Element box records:
*-*-*

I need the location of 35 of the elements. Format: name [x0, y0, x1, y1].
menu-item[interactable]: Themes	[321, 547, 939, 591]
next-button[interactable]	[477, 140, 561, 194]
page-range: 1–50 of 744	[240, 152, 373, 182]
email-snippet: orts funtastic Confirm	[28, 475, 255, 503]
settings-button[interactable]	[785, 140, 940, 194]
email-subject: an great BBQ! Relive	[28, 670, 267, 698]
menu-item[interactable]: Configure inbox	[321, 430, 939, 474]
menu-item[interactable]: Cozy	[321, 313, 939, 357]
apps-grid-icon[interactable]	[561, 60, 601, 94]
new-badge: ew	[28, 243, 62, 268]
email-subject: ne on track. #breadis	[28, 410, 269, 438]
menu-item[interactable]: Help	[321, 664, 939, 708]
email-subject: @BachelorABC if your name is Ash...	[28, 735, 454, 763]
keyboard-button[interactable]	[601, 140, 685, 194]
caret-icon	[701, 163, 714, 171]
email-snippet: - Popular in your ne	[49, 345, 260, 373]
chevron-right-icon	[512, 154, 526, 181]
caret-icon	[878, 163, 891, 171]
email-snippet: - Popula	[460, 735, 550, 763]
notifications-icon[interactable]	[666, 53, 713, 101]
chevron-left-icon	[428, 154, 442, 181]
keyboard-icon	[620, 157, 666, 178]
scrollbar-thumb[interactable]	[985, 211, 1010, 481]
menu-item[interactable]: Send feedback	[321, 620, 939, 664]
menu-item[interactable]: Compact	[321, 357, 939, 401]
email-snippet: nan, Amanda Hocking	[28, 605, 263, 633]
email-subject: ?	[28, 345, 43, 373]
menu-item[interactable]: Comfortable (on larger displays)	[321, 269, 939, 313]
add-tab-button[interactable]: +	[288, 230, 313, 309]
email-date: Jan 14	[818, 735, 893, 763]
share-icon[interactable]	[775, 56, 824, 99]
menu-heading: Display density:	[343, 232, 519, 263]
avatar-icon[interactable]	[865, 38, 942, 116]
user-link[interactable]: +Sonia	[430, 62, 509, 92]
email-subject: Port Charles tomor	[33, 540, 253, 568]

*-*-*

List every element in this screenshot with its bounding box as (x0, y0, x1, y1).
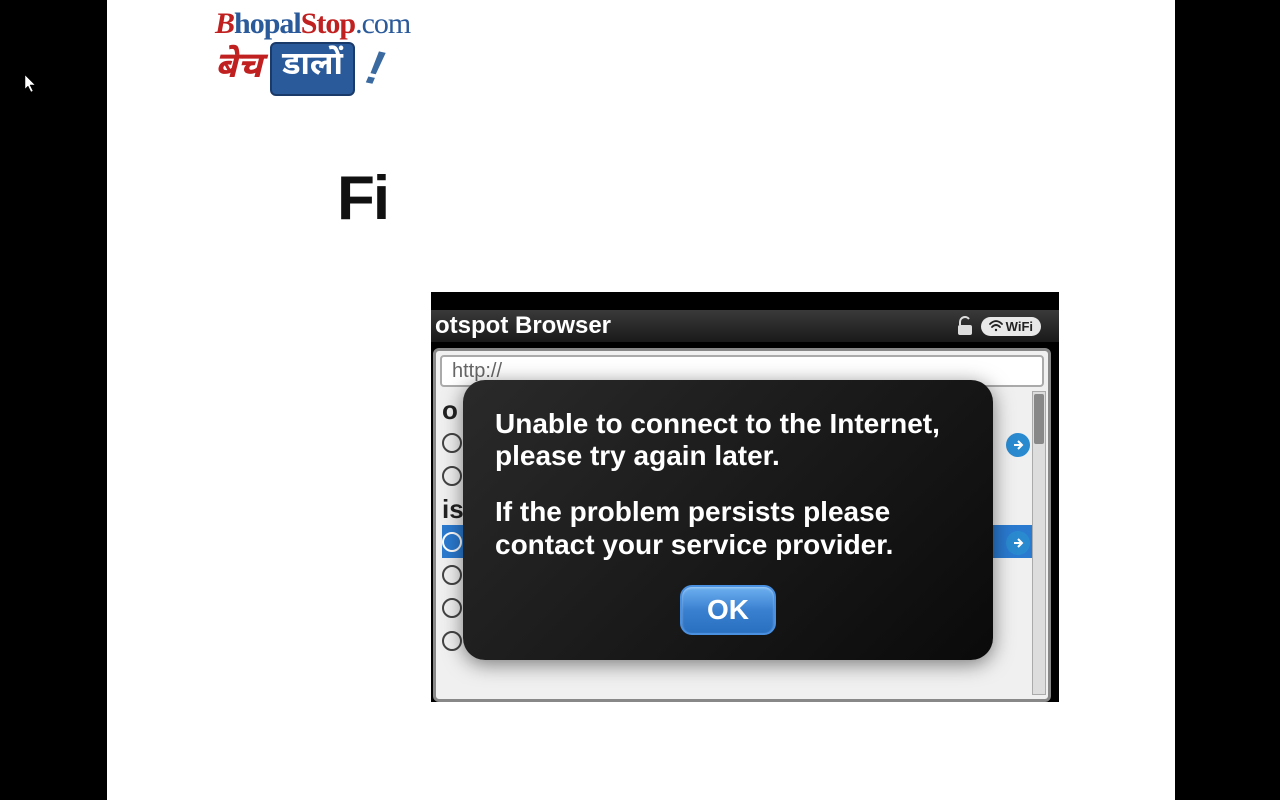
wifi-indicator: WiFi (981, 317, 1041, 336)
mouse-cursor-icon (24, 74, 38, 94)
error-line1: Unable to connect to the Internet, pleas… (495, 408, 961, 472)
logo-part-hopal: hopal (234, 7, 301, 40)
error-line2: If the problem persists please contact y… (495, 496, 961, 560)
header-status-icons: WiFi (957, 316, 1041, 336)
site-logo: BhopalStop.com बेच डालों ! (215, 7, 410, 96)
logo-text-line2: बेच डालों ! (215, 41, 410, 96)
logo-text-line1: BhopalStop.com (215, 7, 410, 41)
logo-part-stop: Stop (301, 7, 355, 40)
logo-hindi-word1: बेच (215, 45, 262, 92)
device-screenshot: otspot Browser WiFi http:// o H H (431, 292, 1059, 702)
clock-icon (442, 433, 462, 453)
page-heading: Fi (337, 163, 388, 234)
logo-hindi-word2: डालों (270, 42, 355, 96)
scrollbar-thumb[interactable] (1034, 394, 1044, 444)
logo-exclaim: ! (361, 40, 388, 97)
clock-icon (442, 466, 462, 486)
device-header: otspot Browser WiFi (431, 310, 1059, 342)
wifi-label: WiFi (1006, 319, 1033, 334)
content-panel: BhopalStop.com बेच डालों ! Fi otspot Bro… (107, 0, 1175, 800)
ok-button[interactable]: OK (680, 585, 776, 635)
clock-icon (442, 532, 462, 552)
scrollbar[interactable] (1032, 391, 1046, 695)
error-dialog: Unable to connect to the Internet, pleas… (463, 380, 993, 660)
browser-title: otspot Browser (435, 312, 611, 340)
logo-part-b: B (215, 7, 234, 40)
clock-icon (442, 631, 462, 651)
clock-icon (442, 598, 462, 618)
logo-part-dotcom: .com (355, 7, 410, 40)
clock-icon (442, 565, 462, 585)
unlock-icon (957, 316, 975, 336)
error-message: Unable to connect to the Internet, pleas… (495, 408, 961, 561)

*-*-*

Task to complete ▸ Recast the listing above as a JSON list of strings, covering only the lines from the one containing "I need the location" up to and including the one containing "email-subject: an great". Give one string per line and omit blank lines.

Expected answer ▸
[
  "I need the location of 35 of the elements. Format: name [x0, y0, x1, y1].",
  "menu-item[interactable]: Themes\t[321, 547, 939, 591]",
  "next-button[interactable]\t[477, 140, 561, 194]",
  "page-range: 1–50 of 744\t[240, 152, 373, 182]",
  "email-snippet: orts funtastic Confirm\t[28, 475, 255, 503]",
  "settings-button[interactable]\t[785, 140, 940, 194]",
  "email-subject: an great BBQ! Relive\t[28, 670, 267, 698]"
]